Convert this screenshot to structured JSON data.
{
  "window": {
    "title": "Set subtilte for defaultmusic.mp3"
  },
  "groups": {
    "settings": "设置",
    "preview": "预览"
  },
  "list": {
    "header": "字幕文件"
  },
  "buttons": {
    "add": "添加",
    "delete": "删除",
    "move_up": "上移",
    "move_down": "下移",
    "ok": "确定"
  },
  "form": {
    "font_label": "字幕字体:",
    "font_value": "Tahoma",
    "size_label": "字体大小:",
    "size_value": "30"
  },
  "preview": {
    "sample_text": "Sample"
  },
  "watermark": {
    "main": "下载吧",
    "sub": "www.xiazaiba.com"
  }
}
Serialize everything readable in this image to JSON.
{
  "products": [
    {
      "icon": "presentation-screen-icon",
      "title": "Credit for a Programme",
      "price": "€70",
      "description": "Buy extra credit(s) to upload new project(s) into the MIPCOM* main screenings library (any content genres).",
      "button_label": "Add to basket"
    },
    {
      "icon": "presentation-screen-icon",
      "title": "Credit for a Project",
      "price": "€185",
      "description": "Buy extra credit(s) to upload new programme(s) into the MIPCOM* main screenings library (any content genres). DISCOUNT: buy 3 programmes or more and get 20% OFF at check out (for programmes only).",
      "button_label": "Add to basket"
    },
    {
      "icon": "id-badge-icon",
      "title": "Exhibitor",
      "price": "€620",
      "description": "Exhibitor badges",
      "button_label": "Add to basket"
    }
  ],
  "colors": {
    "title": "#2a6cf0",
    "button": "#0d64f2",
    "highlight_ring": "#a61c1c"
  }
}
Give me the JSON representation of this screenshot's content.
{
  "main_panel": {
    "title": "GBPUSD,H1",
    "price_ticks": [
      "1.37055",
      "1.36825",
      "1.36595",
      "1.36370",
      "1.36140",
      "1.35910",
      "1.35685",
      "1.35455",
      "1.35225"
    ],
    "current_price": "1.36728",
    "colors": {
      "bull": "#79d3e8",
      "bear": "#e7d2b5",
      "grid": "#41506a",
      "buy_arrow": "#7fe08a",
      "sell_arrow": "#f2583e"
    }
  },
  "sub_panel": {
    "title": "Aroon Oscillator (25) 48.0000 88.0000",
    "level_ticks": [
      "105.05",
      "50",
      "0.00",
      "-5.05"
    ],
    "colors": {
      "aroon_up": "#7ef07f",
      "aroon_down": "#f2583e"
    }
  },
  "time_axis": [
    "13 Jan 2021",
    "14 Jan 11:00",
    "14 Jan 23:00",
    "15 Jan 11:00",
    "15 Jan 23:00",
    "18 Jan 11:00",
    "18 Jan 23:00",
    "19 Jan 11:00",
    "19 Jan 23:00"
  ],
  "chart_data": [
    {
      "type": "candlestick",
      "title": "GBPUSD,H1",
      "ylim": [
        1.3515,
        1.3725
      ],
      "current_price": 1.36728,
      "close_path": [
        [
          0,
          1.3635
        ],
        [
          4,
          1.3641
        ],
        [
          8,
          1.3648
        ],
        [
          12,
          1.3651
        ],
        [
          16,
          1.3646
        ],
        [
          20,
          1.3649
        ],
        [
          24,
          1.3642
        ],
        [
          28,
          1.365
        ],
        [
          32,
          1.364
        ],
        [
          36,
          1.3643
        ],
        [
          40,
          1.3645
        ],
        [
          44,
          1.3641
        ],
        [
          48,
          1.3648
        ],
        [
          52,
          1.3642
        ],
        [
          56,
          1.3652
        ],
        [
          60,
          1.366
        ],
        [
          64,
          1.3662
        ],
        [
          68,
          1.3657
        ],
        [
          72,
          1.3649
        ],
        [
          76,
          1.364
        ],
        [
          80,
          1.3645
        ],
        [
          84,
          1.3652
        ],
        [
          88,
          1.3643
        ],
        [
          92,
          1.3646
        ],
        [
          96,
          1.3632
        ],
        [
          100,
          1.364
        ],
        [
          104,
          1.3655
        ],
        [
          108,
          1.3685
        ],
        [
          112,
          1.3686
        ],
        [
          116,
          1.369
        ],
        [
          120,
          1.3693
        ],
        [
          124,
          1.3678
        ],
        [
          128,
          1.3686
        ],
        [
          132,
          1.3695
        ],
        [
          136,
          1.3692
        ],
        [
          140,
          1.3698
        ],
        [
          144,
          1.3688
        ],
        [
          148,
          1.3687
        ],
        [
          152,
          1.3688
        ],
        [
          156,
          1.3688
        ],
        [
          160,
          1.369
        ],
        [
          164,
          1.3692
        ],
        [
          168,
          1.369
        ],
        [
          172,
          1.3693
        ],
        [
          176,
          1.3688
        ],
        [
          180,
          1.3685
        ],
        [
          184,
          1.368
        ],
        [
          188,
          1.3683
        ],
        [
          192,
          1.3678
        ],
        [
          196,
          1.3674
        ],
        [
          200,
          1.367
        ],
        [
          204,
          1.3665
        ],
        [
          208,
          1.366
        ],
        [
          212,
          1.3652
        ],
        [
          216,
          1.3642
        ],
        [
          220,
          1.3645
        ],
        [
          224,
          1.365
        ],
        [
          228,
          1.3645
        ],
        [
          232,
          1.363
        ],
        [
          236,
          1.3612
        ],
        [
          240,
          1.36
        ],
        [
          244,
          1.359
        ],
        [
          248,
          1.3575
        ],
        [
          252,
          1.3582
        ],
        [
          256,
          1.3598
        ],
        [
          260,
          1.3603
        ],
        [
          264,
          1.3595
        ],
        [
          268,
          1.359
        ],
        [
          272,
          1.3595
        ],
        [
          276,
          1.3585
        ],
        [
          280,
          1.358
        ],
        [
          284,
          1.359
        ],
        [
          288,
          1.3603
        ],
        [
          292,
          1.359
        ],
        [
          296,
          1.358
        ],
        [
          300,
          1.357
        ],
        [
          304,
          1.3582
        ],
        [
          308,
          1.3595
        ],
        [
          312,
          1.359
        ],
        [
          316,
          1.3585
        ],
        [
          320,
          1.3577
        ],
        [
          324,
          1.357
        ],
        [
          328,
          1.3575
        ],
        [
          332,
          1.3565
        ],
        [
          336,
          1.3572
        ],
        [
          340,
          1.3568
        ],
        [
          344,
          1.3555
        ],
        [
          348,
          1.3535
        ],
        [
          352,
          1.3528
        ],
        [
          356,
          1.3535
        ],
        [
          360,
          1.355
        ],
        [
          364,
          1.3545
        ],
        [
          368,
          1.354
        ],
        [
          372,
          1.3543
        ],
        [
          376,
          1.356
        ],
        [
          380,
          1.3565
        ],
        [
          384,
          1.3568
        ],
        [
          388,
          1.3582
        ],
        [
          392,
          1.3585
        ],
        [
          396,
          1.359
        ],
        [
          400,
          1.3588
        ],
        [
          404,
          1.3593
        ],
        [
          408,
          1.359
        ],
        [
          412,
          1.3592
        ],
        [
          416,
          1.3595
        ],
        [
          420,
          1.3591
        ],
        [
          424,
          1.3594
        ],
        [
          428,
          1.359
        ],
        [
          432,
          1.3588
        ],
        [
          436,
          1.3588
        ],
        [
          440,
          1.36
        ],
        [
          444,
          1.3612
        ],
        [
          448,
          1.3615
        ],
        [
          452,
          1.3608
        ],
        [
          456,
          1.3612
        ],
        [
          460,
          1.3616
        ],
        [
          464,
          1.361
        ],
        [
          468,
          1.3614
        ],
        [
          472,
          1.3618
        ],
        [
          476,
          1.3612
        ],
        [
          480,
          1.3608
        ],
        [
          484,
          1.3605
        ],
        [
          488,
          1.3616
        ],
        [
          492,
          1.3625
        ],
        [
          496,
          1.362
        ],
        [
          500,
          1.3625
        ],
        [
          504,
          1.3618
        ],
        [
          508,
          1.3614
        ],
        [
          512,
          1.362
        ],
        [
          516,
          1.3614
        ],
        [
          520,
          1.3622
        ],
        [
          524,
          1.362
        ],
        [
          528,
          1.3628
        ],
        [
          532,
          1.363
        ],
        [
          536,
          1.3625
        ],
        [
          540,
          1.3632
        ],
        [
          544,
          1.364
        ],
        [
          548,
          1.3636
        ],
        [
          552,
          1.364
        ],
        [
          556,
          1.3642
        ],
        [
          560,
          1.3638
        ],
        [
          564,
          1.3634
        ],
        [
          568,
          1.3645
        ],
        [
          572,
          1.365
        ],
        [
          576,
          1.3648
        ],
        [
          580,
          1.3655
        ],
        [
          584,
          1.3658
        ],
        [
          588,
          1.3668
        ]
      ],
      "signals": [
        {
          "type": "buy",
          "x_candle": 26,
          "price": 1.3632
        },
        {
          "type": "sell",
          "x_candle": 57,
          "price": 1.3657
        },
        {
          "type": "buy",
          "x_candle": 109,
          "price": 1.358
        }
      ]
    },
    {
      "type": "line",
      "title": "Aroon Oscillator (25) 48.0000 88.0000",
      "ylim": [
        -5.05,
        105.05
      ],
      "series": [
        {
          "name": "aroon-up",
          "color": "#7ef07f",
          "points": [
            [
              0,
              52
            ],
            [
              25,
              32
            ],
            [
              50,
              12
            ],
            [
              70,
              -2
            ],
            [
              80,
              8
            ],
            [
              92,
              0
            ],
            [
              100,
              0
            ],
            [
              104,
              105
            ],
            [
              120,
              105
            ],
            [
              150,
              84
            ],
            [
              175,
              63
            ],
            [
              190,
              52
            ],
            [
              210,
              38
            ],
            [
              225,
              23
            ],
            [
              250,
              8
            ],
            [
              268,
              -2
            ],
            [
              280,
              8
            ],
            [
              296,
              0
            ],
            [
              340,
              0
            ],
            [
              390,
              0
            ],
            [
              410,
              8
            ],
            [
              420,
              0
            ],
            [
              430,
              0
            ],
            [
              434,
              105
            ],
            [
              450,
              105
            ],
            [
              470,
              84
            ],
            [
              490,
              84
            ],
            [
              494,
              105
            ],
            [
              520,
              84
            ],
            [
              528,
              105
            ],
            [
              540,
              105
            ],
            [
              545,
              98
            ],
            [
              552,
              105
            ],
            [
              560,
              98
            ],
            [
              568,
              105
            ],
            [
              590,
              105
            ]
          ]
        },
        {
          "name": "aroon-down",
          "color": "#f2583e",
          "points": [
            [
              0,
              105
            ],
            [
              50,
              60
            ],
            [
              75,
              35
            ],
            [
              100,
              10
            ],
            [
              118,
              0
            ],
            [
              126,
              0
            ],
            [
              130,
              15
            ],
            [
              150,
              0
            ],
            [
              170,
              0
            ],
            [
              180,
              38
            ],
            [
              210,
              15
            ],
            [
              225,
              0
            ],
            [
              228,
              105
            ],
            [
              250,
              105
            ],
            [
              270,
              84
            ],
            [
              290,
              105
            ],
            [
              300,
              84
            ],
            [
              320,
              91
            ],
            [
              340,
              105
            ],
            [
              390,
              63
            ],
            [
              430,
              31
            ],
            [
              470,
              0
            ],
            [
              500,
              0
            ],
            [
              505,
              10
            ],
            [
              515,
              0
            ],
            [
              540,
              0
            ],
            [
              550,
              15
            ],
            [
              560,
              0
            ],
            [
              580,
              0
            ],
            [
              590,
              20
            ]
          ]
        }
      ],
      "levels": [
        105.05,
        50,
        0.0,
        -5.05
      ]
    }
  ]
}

---------------

• [DIRECTIVE]: Copy down every line of the material above that includes the string "MIPCOM".

• [OUTPUT]:
      "description": "Buy extra credit(s) to upload new project(s) into the MIPCOM* main screenings library (any content genres).",
      "description": "Buy extra credit(s) to upload new programme(s) into the MIPCOM* main screenings library (any content genres). DISCOUNT: buy 3 programmes or more and get 20% OFF at check out (for programmes only).",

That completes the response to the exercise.